* START Source material *
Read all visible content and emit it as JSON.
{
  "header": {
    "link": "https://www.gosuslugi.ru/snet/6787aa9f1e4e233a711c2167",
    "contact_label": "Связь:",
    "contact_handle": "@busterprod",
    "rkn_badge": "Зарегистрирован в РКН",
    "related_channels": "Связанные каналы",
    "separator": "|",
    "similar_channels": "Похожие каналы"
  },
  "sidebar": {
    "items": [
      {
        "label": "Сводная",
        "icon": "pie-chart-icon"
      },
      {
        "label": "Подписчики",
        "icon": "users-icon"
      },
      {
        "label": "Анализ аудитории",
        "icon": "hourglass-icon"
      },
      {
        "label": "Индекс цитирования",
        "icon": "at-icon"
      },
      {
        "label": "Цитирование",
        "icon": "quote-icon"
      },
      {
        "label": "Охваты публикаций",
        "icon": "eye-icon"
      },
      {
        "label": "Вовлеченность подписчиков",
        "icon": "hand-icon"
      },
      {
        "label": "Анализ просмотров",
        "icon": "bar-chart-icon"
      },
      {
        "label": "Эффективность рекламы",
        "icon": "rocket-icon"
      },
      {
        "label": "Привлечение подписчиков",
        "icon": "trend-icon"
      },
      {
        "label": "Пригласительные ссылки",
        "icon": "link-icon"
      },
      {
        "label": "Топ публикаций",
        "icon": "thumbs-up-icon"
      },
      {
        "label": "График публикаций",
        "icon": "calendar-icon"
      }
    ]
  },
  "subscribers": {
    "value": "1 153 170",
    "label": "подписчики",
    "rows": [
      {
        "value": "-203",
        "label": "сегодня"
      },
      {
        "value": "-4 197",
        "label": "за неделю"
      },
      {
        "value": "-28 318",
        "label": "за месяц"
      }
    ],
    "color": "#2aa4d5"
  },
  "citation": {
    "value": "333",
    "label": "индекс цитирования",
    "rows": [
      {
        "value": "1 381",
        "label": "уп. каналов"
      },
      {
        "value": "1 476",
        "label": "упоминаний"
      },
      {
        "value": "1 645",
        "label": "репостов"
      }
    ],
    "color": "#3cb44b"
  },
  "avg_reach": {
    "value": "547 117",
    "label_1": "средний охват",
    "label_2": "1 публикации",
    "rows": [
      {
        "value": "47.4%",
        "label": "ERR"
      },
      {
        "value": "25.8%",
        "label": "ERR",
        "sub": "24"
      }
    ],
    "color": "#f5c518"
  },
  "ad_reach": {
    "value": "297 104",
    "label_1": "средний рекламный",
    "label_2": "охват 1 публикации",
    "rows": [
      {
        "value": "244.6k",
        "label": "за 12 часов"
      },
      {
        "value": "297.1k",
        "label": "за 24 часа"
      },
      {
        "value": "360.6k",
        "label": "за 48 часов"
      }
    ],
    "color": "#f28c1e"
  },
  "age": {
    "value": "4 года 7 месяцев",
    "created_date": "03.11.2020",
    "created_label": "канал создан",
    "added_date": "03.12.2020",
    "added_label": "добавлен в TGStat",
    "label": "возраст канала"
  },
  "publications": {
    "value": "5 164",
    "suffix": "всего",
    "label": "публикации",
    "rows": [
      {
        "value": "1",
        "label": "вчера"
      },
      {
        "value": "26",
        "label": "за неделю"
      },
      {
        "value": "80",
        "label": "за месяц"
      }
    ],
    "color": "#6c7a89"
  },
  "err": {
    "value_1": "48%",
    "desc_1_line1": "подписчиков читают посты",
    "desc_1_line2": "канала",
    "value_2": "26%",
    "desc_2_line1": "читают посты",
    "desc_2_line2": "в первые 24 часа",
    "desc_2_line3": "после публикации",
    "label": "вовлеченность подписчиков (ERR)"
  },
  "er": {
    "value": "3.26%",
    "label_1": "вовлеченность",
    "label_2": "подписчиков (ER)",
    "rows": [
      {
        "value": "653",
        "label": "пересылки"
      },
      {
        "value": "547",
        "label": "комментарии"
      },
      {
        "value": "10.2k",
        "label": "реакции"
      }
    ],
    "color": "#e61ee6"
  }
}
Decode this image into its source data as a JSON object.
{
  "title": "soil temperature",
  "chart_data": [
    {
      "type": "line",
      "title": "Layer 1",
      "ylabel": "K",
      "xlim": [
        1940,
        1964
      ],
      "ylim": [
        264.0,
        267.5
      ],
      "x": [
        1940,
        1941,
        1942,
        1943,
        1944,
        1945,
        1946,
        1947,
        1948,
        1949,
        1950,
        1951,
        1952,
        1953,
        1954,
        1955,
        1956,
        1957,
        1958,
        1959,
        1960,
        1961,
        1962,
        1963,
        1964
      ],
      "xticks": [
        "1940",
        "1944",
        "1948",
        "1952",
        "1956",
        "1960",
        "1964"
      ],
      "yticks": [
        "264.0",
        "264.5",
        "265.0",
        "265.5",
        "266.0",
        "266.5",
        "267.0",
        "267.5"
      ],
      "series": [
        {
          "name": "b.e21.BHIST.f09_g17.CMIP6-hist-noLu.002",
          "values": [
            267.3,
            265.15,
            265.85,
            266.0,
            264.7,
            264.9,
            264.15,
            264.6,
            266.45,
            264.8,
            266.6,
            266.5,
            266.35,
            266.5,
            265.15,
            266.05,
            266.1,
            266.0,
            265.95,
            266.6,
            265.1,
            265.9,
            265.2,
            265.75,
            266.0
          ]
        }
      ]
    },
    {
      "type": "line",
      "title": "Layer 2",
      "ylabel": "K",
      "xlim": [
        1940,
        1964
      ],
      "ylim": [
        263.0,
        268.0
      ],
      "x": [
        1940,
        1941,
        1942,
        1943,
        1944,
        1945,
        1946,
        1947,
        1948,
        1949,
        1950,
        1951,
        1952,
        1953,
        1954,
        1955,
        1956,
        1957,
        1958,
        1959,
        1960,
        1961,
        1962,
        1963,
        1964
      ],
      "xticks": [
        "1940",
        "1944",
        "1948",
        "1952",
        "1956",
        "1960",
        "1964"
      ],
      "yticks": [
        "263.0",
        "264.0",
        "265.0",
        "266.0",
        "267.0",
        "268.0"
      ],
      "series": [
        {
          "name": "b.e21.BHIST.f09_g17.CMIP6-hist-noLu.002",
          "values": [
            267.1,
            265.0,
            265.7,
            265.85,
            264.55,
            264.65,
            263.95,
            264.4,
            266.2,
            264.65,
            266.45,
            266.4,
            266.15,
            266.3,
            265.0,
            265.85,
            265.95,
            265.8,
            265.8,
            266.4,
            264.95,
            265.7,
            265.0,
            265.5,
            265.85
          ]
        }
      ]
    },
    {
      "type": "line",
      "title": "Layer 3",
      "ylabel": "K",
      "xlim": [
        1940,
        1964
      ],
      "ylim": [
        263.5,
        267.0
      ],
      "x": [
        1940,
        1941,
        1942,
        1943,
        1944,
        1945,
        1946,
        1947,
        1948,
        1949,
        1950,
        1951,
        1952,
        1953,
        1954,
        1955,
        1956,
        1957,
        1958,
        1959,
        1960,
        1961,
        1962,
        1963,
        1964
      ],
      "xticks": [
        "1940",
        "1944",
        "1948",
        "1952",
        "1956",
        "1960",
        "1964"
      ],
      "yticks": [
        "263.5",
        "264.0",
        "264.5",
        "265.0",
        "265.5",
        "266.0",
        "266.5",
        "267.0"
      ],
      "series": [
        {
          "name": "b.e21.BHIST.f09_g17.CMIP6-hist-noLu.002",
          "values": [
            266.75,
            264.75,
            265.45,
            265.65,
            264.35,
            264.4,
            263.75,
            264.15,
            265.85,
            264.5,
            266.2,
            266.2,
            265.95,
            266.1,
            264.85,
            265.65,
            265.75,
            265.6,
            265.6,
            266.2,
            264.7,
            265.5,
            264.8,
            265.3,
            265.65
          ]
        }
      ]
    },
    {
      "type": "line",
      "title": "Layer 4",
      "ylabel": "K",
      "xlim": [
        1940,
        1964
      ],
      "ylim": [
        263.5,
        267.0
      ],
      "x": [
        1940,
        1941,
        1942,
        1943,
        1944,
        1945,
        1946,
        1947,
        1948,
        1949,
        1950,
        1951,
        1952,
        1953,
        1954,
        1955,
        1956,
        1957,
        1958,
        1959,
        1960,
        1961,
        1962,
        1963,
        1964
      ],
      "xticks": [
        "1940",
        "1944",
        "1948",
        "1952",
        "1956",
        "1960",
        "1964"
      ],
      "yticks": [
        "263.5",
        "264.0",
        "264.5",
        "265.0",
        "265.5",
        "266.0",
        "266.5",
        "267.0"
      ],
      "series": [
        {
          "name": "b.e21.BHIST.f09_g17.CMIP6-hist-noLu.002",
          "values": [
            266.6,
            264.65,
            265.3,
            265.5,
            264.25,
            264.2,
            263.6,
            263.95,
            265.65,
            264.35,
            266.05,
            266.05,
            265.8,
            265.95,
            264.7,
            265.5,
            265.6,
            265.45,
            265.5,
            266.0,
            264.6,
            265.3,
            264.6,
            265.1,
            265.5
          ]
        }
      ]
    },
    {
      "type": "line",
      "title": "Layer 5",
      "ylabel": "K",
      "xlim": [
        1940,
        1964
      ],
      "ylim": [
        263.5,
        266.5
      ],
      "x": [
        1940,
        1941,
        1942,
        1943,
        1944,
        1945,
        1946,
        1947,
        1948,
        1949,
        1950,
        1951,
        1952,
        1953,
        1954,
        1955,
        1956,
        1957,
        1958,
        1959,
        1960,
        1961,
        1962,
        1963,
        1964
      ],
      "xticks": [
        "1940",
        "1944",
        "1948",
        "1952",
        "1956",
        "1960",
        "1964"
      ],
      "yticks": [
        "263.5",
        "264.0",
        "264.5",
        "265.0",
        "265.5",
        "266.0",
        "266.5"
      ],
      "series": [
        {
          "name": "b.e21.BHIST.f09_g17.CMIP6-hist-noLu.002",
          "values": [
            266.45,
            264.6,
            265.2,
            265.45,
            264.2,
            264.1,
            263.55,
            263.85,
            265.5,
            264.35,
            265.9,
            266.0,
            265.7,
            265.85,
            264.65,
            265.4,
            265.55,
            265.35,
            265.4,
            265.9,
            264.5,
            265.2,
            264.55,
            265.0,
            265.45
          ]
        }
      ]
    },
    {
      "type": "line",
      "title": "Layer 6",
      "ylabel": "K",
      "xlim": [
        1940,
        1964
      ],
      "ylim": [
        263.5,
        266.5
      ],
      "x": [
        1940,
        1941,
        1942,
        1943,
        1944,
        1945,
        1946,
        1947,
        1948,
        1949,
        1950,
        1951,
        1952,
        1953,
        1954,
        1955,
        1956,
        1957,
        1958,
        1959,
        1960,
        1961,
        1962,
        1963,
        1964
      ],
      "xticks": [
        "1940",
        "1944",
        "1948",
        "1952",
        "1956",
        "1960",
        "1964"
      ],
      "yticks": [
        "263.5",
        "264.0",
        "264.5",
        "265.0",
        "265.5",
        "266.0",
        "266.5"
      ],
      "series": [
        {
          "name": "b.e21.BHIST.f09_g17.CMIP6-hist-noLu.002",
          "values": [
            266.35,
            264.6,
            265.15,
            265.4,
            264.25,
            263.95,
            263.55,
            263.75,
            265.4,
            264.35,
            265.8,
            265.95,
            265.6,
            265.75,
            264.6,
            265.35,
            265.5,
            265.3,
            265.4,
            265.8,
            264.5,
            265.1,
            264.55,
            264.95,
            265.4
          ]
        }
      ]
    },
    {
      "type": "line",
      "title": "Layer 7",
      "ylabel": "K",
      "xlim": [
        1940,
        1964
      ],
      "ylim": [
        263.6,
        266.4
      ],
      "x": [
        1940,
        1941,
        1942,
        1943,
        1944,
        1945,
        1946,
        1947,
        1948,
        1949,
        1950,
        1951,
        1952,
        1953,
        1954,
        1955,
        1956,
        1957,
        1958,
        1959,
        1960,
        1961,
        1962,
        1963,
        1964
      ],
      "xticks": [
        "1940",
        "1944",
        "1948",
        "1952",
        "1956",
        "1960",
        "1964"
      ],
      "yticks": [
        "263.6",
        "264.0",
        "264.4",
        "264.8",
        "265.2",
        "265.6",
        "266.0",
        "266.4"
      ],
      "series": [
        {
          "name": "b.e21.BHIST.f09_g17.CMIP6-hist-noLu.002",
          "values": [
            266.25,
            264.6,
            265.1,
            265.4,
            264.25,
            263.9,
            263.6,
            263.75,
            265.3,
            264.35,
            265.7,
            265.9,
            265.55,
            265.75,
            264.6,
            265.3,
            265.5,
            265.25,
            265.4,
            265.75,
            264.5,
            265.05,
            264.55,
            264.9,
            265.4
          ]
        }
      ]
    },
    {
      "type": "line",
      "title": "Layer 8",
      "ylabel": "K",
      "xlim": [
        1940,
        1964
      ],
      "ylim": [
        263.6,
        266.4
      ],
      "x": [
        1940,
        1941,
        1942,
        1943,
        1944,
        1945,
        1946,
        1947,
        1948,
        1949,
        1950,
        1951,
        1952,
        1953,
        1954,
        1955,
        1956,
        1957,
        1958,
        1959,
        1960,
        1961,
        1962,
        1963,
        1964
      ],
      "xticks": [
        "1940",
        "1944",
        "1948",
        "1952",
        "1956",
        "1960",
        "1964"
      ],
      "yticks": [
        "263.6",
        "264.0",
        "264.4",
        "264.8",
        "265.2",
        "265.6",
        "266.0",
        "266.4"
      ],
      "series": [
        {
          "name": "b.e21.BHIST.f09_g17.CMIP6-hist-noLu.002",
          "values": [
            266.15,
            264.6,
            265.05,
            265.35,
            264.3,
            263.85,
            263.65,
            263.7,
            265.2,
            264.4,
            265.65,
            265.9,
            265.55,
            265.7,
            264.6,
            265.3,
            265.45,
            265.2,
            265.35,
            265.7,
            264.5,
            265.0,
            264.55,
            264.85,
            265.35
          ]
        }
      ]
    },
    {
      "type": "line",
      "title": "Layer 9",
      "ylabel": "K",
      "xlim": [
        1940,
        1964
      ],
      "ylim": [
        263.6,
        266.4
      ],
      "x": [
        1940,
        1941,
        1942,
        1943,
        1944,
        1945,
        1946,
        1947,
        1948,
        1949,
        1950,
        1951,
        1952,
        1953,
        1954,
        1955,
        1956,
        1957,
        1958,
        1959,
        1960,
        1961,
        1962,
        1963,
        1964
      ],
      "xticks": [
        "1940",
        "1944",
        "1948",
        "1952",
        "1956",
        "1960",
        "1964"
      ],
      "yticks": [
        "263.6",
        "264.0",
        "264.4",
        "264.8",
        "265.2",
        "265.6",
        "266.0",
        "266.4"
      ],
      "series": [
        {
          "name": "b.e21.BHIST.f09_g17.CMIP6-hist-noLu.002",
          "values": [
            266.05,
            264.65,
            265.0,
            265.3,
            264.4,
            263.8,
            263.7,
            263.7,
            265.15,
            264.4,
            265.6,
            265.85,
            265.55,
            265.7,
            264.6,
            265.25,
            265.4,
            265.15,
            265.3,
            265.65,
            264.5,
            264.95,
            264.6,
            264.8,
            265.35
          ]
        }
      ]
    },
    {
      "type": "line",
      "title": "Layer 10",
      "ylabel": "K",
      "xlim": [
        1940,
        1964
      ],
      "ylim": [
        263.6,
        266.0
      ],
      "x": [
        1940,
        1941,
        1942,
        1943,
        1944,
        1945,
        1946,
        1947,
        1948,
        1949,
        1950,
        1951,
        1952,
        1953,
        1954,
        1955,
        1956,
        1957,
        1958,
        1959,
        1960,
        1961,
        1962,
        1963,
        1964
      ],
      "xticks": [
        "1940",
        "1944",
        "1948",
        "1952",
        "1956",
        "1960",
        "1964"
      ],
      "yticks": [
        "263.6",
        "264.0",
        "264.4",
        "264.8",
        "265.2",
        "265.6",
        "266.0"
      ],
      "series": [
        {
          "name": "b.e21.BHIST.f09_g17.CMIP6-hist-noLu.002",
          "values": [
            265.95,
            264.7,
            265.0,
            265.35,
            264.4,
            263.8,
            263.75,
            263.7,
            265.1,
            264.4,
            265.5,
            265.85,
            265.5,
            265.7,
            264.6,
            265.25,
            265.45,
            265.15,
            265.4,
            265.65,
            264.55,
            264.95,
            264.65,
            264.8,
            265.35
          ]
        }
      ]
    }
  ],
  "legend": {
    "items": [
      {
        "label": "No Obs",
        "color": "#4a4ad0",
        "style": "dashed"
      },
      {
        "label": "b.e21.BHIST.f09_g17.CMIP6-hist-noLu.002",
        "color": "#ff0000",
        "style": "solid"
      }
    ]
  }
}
* END Source material *
The word "читают" may appear on some lines of these records; state how many such lines there are, and nothing else.

— Reply —
2